What you need to do
Pick every line with "temperaturas" from the material below.

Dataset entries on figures
———
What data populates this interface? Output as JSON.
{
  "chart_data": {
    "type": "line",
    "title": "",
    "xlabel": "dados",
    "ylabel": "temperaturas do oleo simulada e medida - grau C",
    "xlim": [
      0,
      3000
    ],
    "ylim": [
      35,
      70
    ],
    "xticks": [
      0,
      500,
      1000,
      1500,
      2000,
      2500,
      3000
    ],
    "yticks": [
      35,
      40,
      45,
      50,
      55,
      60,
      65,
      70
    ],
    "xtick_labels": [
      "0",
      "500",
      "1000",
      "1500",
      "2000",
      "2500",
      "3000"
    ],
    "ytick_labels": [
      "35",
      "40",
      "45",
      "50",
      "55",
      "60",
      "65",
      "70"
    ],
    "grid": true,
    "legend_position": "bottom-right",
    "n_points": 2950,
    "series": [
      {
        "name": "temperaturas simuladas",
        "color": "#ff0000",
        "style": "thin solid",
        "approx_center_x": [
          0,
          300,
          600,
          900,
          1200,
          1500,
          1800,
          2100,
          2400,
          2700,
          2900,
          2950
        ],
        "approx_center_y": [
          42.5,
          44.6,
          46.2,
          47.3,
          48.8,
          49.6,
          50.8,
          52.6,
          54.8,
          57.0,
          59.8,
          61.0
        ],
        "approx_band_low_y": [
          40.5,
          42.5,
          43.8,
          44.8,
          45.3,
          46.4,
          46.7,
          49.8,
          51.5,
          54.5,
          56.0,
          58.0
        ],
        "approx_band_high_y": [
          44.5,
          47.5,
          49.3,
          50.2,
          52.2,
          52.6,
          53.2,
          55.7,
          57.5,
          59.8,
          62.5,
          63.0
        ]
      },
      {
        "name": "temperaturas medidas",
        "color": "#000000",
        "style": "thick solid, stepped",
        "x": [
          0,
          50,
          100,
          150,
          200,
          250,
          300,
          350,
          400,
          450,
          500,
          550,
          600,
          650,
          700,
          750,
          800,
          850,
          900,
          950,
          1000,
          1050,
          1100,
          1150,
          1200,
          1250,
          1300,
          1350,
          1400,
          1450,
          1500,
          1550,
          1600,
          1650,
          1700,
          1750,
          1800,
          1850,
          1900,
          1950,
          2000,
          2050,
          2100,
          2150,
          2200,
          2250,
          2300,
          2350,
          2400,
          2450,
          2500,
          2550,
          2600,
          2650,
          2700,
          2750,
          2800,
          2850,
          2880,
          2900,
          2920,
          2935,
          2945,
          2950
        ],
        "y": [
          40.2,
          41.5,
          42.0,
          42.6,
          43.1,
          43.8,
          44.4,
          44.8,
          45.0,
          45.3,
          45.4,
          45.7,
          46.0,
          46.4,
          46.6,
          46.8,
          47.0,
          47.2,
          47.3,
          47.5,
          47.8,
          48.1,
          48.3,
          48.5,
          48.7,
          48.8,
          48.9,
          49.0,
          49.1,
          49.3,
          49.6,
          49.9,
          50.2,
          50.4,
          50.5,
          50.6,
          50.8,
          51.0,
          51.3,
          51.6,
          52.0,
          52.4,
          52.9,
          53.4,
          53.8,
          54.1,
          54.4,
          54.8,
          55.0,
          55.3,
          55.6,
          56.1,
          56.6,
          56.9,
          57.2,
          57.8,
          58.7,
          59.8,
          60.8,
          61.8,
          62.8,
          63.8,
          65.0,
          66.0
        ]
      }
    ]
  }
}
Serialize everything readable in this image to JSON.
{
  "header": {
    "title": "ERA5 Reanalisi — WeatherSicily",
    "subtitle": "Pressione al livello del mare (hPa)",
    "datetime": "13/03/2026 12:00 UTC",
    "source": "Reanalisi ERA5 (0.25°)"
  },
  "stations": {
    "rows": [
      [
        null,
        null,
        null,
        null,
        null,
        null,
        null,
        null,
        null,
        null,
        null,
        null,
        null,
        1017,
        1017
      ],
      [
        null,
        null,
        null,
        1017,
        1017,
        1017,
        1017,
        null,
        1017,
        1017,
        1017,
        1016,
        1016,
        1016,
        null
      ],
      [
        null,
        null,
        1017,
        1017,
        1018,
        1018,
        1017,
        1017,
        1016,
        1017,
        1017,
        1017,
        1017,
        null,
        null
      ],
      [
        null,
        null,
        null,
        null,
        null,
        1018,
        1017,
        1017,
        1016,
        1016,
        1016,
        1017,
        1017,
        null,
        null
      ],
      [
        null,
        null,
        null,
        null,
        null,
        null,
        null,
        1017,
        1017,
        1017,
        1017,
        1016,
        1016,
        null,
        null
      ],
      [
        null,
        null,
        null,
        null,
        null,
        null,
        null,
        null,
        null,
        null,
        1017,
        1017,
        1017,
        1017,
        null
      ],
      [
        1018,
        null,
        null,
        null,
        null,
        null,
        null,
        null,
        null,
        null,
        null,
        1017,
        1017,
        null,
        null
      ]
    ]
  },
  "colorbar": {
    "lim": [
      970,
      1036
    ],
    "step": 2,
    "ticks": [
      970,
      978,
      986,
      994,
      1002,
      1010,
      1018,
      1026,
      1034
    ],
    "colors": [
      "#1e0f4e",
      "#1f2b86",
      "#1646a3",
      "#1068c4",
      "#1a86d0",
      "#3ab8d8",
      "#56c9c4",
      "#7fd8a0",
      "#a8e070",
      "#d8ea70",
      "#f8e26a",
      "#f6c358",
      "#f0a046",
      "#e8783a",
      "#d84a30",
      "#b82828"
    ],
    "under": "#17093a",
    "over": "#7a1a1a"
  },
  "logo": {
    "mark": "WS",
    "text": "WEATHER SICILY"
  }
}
———
Written answer
    "ylabel": "temperaturas do oleo simulada e medida - grau C",
        "name": "temperaturas simuladas",
        "name": "temperaturas medidas",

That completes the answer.